* [Requirements]:
Reproduce the listing word for word, leaving every picture behind.

## START Exercise materials

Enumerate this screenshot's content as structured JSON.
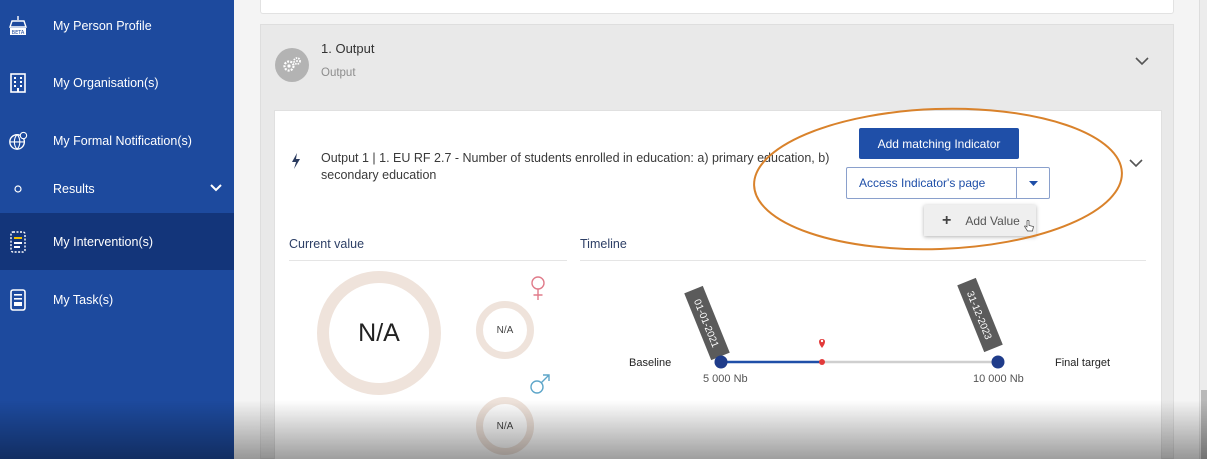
{
  "sidebar": {
    "items": [
      {
        "label": "My Person Profile",
        "icon": "beta-badge-icon"
      },
      {
        "label": "My Organisation(s)",
        "icon": "building-icon"
      },
      {
        "label": "My Formal Notification(s)",
        "icon": "globe-notification-icon"
      },
      {
        "label": "Results",
        "icon": "bullet-icon"
      },
      {
        "label": "My Intervention(s)",
        "icon": "intervention-doc-icon"
      },
      {
        "label": "My Task(s)",
        "icon": "task-doc-icon"
      }
    ],
    "colors": {
      "background": "#1d4a9e",
      "active": "#13357a"
    }
  },
  "section": {
    "title": "1. Output",
    "subtitle": "Output"
  },
  "output": {
    "title": "Output 1 | 1. EU RF 2.7 - Number of students enrolled in education: a) primary education, b) secondary education",
    "add_indicator_label": "Add matching Indicator",
    "access_indicator_label": "Access Indicator's page",
    "add_value_label": "Add Value"
  },
  "current_value": {
    "heading": "Current value",
    "total": "N/A",
    "female": "N/A",
    "male": "N/A"
  },
  "timeline": {
    "heading": "Timeline",
    "baseline_label": "Baseline",
    "final_label": "Final target",
    "baseline_value": "5 000 Nb",
    "final_value": "10 000 Nb",
    "start_date": "01-01-2021",
    "end_date": "31-12-2023"
  },
  "accent_color": "#1f4fa8",
  "annotation_color": "#d9822b"
}
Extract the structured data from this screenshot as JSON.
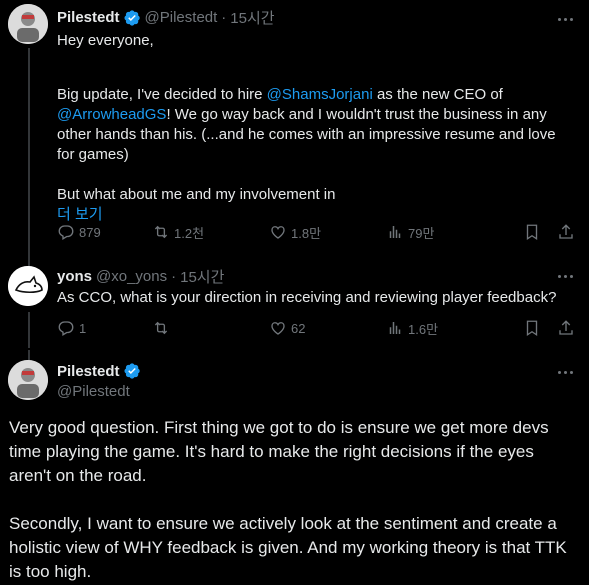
{
  "post1": {
    "name": "Pilestedt",
    "handle": "@Pilestedt",
    "time": "15시간",
    "lines": [
      "Hey everyone,",
      "",
      "Big update, I've decided to hire ",
      "@ShamsJorjani",
      " as the new CEO of",
      "@ArrowheadGS",
      "! We go way back and I wouldn't trust the business in any",
      "other hands than his. (...and he comes with an impressive resume and love",
      "for games)",
      "",
      "But what about me and my involvement in"
    ],
    "show_more": "더 보기",
    "replies": "879",
    "reposts": "1.2천",
    "likes": "1.8만",
    "views": "79만"
  },
  "post2": {
    "name": "yons",
    "handle": "@xo_yons",
    "time": "15시간",
    "text": "As CCO, what is your direction in receiving and reviewing player feedback?",
    "replies": "1",
    "reposts": "",
    "likes": "62",
    "views": "1.6만"
  },
  "post3": {
    "name": "Pilestedt",
    "handle": "@Pilestedt",
    "paragraph1": "Very good question. First thing we got to do is ensure we get more devs time playing the game. It's hard to make the right decisions if the eyes aren't on the road.",
    "paragraph2": "Secondly, I want to ensure we actively look at the sentiment and create a holistic view of WHY feedback is given. And my working theory is that TTK is too high."
  },
  "colors": {
    "background": "#000000",
    "text": "#e7e9ea",
    "muted": "#71767b",
    "link": "#1d9bf0",
    "verified": "#1d9bf0"
  }
}
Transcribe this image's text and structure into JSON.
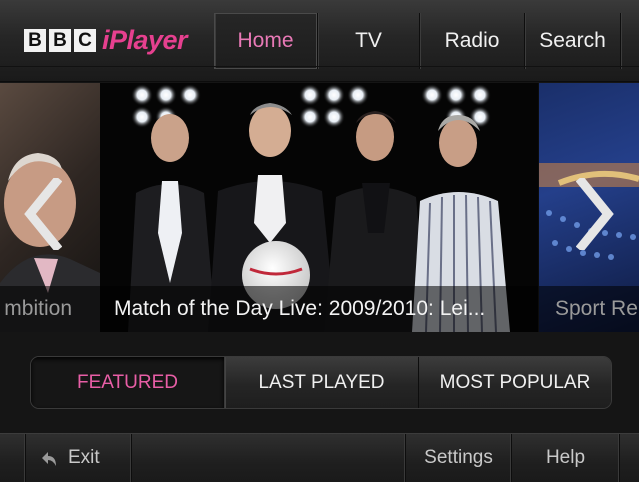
{
  "brand": {
    "bbc_letters": [
      "B",
      "B",
      "C"
    ],
    "iplayer": "iPlayer",
    "accent_color": "#e6408f"
  },
  "nav": {
    "active": "Home",
    "tabs": [
      {
        "label": "Home"
      },
      {
        "label": "TV"
      },
      {
        "label": "Radio"
      },
      {
        "label": "Search"
      }
    ]
  },
  "carousel": {
    "prev_caption": "mbition",
    "current_caption": "Match of the Day Live: 2009/2010: Lei...",
    "next_caption": "Sport Re",
    "prev_icon": "chevron-left-icon",
    "next_icon": "chevron-right-icon"
  },
  "filter": {
    "selected": "FEATURED",
    "tabs": [
      {
        "label": "FEATURED"
      },
      {
        "label": "LAST PLAYED"
      },
      {
        "label": "MOST POPULAR"
      }
    ]
  },
  "footer": {
    "exit_label": "Exit",
    "exit_icon": "back-arrow-icon",
    "settings_label": "Settings",
    "help_label": "Help"
  }
}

## END Exercise materials

* [Problem solution]:
Enumerate this screenshot's content as structured JSON.
{
  "sidebar": {
    "items": [
      {
        "label": "My Person Profile",
        "icon": "beta-badge-icon"
      },
      {
        "label": "My Organisation(s)",
        "icon": "building-icon"
      },
      {
        "label": "My Formal Notification(s)",
        "icon": "globe-notification-icon"
      },
      {
        "label": "Results",
        "icon": "bullet-icon"
      },
      {
        "label": "My Intervention(s)",
        "icon": "intervention-doc-icon"
      },
      {
        "label": "My Task(s)",
        "icon": "task-doc-icon"
      }
    ],
    "colors": {
      "background": "#1d4a9e",
      "active": "#13357a"
    }
  },
  "section": {
    "title": "1. Output",
    "subtitle": "Output"
  },
  "output": {
    "title": "Output 1 | 1. EU RF 2.7 - Number of students enrolled in education: a) primary education, b) secondary education",
    "add_indicator_label": "Add matching Indicator",
    "access_indicator_label": "Access Indicator's page",
    "add_value_label": "Add Value"
  },
  "current_value": {
    "heading": "Current value",
    "total": "N/A",
    "female": "N/A",
    "male": "N/A"
  },
  "timeline": {
    "heading": "Timeline",
    "baseline_label": "Baseline",
    "final_label": "Final target",
    "baseline_value": "5 000 Nb",
    "final_value": "10 000 Nb",
    "start_date": "01-01-2021",
    "end_date": "31-12-2023"
  },
  "accent_color": "#1f4fa8",
  "annotation_color": "#d9822b"
}
Extract the structured data from this screenshot as JSON.
{
  "post1": {
    "name": "Pilestedt",
    "handle": "@Pilestedt",
    "time": "15시간",
    "lines": [
      "Hey everyone,",
      "",
      "Big update, I've decided to hire ",
      "@ShamsJorjani",
      " as the new CEO of",
      "@ArrowheadGS",
      "! We go way back and I wouldn't trust the business in any",
      "other hands than his. (...and he comes with an impressive resume and love",
      "for games)",
      "",
      "But what about me and my involvement in"
    ],
    "show_more": "더 보기",
    "replies": "879",
    "reposts": "1.2천",
    "likes": "1.8만",
    "views": "79만"
  },
  "post2": {
    "name": "yons",
    "handle": "@xo_yons",
    "time": "15시간",
    "text": "As CCO, what is your direction in receiving and reviewing player feedback?",
    "replies": "1",
    "reposts": "",
    "likes": "62",
    "views": "1.6만"
  },
  "post3": {
    "name": "Pilestedt",
    "handle": "@Pilestedt",
    "paragraph1": "Very good question. First thing we got to do is ensure we get more devs time playing the game. It's hard to make the right decisions if the eyes aren't on the road.",
    "paragraph2": "Secondly, I want to ensure we actively look at the sentiment and create a holistic view of WHY feedback is given. And my working theory is that TTK is too high."
  },
  "colors": {
    "background": "#000000",
    "text": "#e7e9ea",
    "muted": "#71767b",
    "link": "#1d9bf0",
    "verified": "#1d9bf0"
  }
}
Transcribe this image's text and structure into JSON.
{
  "brand": {
    "bbc_letters": [
      "B",
      "B",
      "C"
    ],
    "iplayer": "iPlayer",
    "accent_color": "#e6408f"
  },
  "nav": {
    "active": "Home",
    "tabs": [
      {
        "label": "Home"
      },
      {
        "label": "TV"
      },
      {
        "label": "Radio"
      },
      {
        "label": "Search"
      }
    ]
  },
  "carousel": {
    "prev_caption": "mbition",
    "current_caption": "Match of the Day Live: 2009/2010: Lei...",
    "next_caption": "Sport Re",
    "prev_icon": "chevron-left-icon",
    "next_icon": "chevron-right-icon"
  },
  "filter": {
    "selected": "FEATURED",
    "tabs": [
      {
        "label": "FEATURED"
      },
      {
        "label": "LAST PLAYED"
      },
      {
        "label": "MOST POPULAR"
      }
    ]
  },
  "footer": {
    "exit_label": "Exit",
    "exit_icon": "back-arrow-icon",
    "settings_label": "Settings",
    "help_label": "Help"
  }
}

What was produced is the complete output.